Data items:

━━━━━━━━━━

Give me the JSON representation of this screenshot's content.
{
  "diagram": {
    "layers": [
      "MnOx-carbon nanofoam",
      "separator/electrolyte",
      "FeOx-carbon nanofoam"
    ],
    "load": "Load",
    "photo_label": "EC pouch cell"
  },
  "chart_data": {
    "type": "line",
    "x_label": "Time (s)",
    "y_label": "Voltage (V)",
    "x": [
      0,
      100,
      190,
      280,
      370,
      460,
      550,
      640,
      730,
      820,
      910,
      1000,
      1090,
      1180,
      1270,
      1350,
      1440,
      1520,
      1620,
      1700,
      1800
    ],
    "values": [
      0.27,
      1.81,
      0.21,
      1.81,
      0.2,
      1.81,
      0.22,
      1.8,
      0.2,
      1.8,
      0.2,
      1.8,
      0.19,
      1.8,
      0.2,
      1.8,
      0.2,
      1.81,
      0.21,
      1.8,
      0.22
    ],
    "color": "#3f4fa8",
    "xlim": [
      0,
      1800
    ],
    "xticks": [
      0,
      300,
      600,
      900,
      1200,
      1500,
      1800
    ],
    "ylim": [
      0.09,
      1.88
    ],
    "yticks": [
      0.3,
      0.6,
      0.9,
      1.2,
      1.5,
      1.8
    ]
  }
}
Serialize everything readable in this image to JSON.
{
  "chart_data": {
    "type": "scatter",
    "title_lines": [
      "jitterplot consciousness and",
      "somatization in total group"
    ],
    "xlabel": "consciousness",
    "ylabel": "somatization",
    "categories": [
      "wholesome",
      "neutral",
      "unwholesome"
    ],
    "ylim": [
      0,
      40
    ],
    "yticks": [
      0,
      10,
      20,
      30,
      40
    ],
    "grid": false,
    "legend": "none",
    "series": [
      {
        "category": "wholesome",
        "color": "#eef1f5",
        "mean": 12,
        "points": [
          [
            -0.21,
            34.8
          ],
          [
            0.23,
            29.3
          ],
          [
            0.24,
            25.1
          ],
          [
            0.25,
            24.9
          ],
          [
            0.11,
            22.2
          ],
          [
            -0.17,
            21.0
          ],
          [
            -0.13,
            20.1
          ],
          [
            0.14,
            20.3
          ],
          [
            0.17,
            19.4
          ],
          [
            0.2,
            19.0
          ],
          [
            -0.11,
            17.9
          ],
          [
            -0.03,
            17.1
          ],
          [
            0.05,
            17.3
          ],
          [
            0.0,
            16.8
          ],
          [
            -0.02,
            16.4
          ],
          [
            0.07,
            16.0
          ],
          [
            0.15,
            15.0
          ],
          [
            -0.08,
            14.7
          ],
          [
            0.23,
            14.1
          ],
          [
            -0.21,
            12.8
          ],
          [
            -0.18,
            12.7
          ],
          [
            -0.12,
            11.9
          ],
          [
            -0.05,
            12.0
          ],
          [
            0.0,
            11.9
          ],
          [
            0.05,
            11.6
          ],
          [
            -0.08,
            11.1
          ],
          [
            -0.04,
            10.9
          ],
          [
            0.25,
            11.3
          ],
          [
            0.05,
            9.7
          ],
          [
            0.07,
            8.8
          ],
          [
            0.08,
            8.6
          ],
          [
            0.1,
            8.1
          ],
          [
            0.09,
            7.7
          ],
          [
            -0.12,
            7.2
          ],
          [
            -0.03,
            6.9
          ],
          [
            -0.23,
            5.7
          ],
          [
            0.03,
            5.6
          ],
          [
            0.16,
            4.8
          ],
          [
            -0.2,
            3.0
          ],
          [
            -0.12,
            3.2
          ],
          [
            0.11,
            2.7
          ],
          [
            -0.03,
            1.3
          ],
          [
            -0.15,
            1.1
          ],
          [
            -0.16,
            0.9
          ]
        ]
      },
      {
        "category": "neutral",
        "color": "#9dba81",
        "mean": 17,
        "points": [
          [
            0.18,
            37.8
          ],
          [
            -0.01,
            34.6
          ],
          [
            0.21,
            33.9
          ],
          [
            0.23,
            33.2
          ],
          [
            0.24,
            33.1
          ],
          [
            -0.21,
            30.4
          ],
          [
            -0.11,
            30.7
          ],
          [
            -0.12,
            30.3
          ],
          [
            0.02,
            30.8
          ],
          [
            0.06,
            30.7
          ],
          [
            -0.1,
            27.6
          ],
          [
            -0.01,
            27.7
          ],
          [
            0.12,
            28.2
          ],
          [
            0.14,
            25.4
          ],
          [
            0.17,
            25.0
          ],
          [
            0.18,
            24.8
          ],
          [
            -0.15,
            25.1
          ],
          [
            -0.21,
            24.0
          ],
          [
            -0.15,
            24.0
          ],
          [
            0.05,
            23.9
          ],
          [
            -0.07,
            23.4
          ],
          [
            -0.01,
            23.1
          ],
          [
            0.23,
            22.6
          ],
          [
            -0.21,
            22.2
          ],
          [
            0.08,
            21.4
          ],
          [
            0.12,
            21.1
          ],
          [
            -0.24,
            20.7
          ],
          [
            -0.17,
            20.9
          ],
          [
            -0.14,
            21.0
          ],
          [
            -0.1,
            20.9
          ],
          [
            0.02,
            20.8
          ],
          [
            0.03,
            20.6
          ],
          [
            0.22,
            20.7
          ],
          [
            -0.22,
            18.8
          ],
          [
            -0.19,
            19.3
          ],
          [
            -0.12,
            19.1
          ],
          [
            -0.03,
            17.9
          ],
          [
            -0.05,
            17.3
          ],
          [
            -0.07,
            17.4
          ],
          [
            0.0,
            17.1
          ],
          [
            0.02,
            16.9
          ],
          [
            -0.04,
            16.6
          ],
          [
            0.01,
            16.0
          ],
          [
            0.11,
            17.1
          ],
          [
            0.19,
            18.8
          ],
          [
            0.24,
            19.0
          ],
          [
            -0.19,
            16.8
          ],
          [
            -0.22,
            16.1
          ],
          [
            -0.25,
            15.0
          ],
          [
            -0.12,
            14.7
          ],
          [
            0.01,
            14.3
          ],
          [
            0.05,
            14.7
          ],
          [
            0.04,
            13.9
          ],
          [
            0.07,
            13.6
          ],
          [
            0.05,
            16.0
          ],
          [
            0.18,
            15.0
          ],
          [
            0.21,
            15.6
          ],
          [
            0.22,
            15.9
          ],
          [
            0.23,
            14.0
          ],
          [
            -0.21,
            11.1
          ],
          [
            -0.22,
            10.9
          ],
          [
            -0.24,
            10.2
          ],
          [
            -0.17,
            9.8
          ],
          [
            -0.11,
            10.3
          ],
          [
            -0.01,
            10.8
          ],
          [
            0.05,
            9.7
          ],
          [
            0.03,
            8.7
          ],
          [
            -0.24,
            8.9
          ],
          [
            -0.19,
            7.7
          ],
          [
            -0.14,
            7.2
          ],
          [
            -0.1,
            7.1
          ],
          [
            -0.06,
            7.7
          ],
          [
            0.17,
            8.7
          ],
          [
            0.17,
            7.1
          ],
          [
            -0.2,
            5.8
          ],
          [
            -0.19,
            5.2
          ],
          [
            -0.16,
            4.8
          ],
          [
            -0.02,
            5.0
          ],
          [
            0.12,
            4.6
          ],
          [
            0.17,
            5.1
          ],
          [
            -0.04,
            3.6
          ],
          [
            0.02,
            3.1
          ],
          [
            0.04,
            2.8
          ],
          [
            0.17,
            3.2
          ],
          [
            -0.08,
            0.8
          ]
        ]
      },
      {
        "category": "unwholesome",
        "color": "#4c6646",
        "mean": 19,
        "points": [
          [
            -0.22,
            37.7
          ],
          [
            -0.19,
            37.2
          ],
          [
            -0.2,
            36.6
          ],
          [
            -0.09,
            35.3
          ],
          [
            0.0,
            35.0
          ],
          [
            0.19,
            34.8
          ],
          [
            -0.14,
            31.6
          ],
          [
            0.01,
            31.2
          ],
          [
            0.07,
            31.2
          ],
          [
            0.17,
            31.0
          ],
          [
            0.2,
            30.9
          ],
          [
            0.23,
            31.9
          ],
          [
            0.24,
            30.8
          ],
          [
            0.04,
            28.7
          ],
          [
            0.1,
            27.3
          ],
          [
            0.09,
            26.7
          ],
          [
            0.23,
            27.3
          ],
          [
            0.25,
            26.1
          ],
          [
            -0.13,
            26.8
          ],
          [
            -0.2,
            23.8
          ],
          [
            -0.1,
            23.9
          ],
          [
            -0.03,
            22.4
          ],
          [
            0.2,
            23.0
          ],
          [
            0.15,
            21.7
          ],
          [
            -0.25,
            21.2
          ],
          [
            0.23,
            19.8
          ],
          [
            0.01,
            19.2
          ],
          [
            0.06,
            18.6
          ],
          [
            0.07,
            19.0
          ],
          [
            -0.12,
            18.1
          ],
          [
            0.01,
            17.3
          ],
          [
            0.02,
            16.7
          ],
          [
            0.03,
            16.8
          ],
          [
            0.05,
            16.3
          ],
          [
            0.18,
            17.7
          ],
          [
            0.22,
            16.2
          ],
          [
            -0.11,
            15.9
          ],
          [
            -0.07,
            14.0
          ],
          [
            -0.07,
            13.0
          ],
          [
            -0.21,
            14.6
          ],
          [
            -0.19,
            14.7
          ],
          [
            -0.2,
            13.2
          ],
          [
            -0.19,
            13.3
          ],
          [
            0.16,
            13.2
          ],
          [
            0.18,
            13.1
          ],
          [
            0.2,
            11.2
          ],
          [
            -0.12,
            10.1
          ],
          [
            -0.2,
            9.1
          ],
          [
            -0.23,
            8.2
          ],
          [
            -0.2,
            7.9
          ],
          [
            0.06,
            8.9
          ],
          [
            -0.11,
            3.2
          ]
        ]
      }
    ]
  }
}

━━━━━━━━━━

[Exercise description]
Go through the listing above and pull out each line containing the word "color".

[The output]
    "color": "#3f4fa8",
        "color": "#eef1f5",
        "color": "#9dba81",
        "color": "#4c6646",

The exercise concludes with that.